Stored entries:
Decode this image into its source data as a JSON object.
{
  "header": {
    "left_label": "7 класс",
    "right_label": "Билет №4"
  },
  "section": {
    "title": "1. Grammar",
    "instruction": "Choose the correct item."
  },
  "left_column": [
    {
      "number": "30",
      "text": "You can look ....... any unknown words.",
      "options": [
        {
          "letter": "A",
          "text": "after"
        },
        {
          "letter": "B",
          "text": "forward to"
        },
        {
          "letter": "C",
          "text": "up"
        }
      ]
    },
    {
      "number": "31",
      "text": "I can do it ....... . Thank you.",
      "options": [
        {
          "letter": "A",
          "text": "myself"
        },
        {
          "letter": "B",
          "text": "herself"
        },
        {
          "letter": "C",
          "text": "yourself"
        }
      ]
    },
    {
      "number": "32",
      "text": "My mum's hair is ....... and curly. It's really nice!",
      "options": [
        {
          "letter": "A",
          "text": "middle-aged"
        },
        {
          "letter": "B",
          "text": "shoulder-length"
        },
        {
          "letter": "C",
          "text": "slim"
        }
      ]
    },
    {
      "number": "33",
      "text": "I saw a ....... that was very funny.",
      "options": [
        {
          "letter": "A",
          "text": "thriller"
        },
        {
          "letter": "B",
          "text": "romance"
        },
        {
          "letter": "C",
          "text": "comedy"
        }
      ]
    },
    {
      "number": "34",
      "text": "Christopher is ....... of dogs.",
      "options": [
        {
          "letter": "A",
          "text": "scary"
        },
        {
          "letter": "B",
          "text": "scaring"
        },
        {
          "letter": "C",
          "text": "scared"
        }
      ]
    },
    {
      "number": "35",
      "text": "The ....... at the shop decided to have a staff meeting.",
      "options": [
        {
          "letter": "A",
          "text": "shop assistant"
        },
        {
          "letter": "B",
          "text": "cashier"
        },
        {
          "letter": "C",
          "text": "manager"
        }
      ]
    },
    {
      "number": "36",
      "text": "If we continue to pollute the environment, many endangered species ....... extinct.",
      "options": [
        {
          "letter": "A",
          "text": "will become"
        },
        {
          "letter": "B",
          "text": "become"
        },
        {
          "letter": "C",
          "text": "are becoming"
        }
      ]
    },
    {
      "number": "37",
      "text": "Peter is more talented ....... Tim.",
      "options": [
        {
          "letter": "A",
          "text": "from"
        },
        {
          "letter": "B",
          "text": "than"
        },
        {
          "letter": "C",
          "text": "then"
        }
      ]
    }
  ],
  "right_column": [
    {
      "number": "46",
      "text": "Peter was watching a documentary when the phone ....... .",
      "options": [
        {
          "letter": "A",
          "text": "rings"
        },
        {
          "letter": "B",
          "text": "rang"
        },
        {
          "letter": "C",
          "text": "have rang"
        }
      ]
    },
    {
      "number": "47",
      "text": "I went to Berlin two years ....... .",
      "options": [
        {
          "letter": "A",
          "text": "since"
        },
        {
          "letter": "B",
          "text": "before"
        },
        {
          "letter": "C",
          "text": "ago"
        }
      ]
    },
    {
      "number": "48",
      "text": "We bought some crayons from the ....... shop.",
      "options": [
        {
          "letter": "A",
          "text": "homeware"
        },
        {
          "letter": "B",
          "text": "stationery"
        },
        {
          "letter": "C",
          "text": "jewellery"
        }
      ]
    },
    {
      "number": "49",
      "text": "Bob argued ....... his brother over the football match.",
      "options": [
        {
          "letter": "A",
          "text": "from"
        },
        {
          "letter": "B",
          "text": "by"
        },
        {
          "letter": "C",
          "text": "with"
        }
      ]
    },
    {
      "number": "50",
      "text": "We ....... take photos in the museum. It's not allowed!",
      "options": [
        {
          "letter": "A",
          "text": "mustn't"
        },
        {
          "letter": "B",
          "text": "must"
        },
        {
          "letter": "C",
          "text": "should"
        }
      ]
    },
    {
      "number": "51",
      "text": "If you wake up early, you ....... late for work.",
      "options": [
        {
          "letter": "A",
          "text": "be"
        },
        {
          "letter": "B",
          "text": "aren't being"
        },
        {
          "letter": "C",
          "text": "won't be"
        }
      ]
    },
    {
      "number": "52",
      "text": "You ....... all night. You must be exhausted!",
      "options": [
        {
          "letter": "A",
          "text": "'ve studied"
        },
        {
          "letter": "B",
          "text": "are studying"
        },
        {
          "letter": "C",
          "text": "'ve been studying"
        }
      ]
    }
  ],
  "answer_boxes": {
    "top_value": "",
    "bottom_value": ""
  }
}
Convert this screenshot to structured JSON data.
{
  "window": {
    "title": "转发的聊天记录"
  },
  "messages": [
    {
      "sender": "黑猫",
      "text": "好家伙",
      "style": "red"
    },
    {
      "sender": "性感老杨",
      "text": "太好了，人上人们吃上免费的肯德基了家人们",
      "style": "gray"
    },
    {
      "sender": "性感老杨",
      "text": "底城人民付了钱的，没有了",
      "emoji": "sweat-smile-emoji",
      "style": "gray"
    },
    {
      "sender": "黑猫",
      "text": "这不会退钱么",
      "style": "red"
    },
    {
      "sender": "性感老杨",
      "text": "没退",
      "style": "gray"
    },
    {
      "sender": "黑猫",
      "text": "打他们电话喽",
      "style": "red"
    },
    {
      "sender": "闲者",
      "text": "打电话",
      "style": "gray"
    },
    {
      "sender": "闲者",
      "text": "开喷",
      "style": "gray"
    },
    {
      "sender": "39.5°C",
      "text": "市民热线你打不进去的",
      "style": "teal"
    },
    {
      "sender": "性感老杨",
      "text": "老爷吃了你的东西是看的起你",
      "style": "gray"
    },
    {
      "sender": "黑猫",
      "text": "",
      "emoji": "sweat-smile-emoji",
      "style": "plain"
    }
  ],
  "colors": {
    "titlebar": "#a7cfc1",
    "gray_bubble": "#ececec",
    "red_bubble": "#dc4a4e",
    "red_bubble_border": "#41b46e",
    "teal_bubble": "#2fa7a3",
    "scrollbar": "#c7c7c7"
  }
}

▸ Your task:
Write down all the entries again without a single difference.

▸ Answer to the exercise:
Decode this image into its source data as a JSON object.
{
  "header": {
    "left_label": "7 класс",
    "right_label": "Билет №4"
  },
  "section": {
    "title": "1. Grammar",
    "instruction": "Choose the correct item."
  },
  "left_column": [
    {
      "number": "30",
      "text": "You can look ....... any unknown words.",
      "options": [
        {
          "letter": "A",
          "text": "after"
        },
        {
          "letter": "B",
          "text": "forward to"
        },
        {
          "letter": "C",
          "text": "up"
        }
      ]
    },
    {
      "number": "31",
      "text": "I can do it ....... . Thank you.",
      "options": [
        {
          "letter": "A",
          "text": "myself"
        },
        {
          "letter": "B",
          "text": "herself"
        },
        {
          "letter": "C",
          "text": "yourself"
        }
      ]
    },
    {
      "number": "32",
      "text": "My mum's hair is ....... and curly. It's really nice!",
      "options": [
        {
          "letter": "A",
          "text": "middle-aged"
        },
        {
          "letter": "B",
          "text": "shoulder-length"
        },
        {
          "letter": "C",
          "text": "slim"
        }
      ]
    },
    {
      "number": "33",
      "text": "I saw a ....... that was very funny.",
      "options": [
        {
          "letter": "A",
          "text": "thriller"
        },
        {
          "letter": "B",
          "text": "romance"
        },
        {
          "letter": "C",
          "text": "comedy"
        }
      ]
    },
    {
      "number": "34",
      "text": "Christopher is ....... of dogs.",
      "options": [
        {
          "letter": "A",
          "text": "scary"
        },
        {
          "letter": "B",
          "text": "scaring"
        },
        {
          "letter": "C",
          "text": "scared"
        }
      ]
    },
    {
      "number": "35",
      "text": "The ....... at the shop decided to have a staff meeting.",
      "options": [
        {
          "letter": "A",
          "text": "shop assistant"
        },
        {
          "letter": "B",
          "text": "cashier"
        },
        {
          "letter": "C",
          "text": "manager"
        }
      ]
    },
    {
      "number": "36",
      "text": "If we continue to pollute the environment, many endangered species ....... extinct.",
      "options": [
        {
          "letter": "A",
          "text": "will become"
        },
        {
          "letter": "B",
          "text": "become"
        },
        {
          "letter": "C",
          "text": "are becoming"
        }
      ]
    },
    {
      "number": "37",
      "text": "Peter is more talented ....... Tim.",
      "options": [
        {
          "letter": "A",
          "text": "from"
        },
        {
          "letter": "B",
          "text": "than"
        },
        {
          "letter": "C",
          "text": "then"
        }
      ]
    }
  ],
  "right_column": [
    {
      "number": "46",
      "text": "Peter was watching a documentary when the phone ....... .",
      "options": [
        {
          "letter": "A",
          "text": "rings"
        },
        {
          "letter": "B",
          "text": "rang"
        },
        {
          "letter": "C",
          "text": "have rang"
        }
      ]
    },
    {
      "number": "47",
      "text": "I went to Berlin two years ....... .",
      "options": [
        {
          "letter": "A",
          "text": "since"
        },
        {
          "letter": "B",
          "text": "before"
        },
        {
          "letter": "C",
          "text": "ago"
        }
      ]
    },
    {
      "number": "48",
      "text": "We bought some crayons from the ....... shop.",
      "options": [
        {
          "letter": "A",
          "text": "homeware"
        },
        {
          "letter": "B",
          "text": "stationery"
        },
        {
          "letter": "C",
          "text": "jewellery"
        }
      ]
    },
    {
      "number": "49",
      "text": "Bob argued ....... his brother over the football match.",
      "options": [
        {
          "letter": "A",
          "text": "from"
        },
        {
          "letter": "B",
          "text": "by"
        },
        {
          "letter": "C",
          "text": "with"
        }
      ]
    },
    {
      "number": "50",
      "text": "We ....... take photos in the museum. It's not allowed!",
      "options": [
        {
          "letter": "A",
          "text": "mustn't"
        },
        {
          "letter": "B",
          "text": "must"
        },
        {
          "letter": "C",
          "text": "should"
        }
      ]
    },
    {
      "number": "51",
      "text": "If you wake up early, you ....... late for work.",
      "options": [
        {
          "letter": "A",
          "text": "be"
        },
        {
          "letter": "B",
          "text": "aren't being"
        },
        {
          "letter": "C",
          "text": "won't be"
        }
      ]
    },
    {
      "number": "52",
      "text": "You ....... all night. You must be exhausted!",
      "options": [
        {
          "letter": "A",
          "text": "'ve studied"
        },
        {
          "letter": "B",
          "text": "are studying"
        },
        {
          "letter": "C",
          "text": "'ve been studying"
        }
      ]
    }
  ],
  "answer_boxes": {
    "top_value": "",
    "bottom_value": ""
  }
}
Convert this screenshot to structured JSON data.
{
  "window": {
    "title": "转发的聊天记录"
  },
  "messages": [
    {
      "sender": "黑猫",
      "text": "好家伙",
      "style": "red"
    },
    {
      "sender": "性感老杨",
      "text": "太好了，人上人们吃上免费的肯德基了家人们",
      "style": "gray"
    },
    {
      "sender": "性感老杨",
      "text": "底城人民付了钱的，没有了",
      "emoji": "sweat-smile-emoji",
      "style": "gray"
    },
    {
      "sender": "黑猫",
      "text": "这不会退钱么",
      "style": "red"
    },
    {
      "sender": "性感老杨",
      "text": "没退",
      "style": "gray"
    },
    {
      "sender": "黑猫",
      "text": "打他们电话喽",
      "style": "red"
    },
    {
      "sender": "闲者",
      "text": "打电话",
      "style": "gray"
    },
    {
      "sender": "闲者",
      "text": "开喷",
      "style": "gray"
    },
    {
      "sender": "39.5°C",
      "text": "市民热线你打不进去的",
      "style": "teal"
    },
    {
      "sender": "性感老杨",
      "text": "老爷吃了你的东西是看的起你",
      "style": "gray"
    },
    {
      "sender": "黑猫",
      "text": "",
      "emoji": "sweat-smile-emoji",
      "style": "plain"
    }
  ],
  "colors": {
    "titlebar": "#a7cfc1",
    "gray_bubble": "#ececec",
    "red_bubble": "#dc4a4e",
    "red_bubble_border": "#41b46e",
    "teal_bubble": "#2fa7a3",
    "scrollbar": "#c7c7c7"
  }
}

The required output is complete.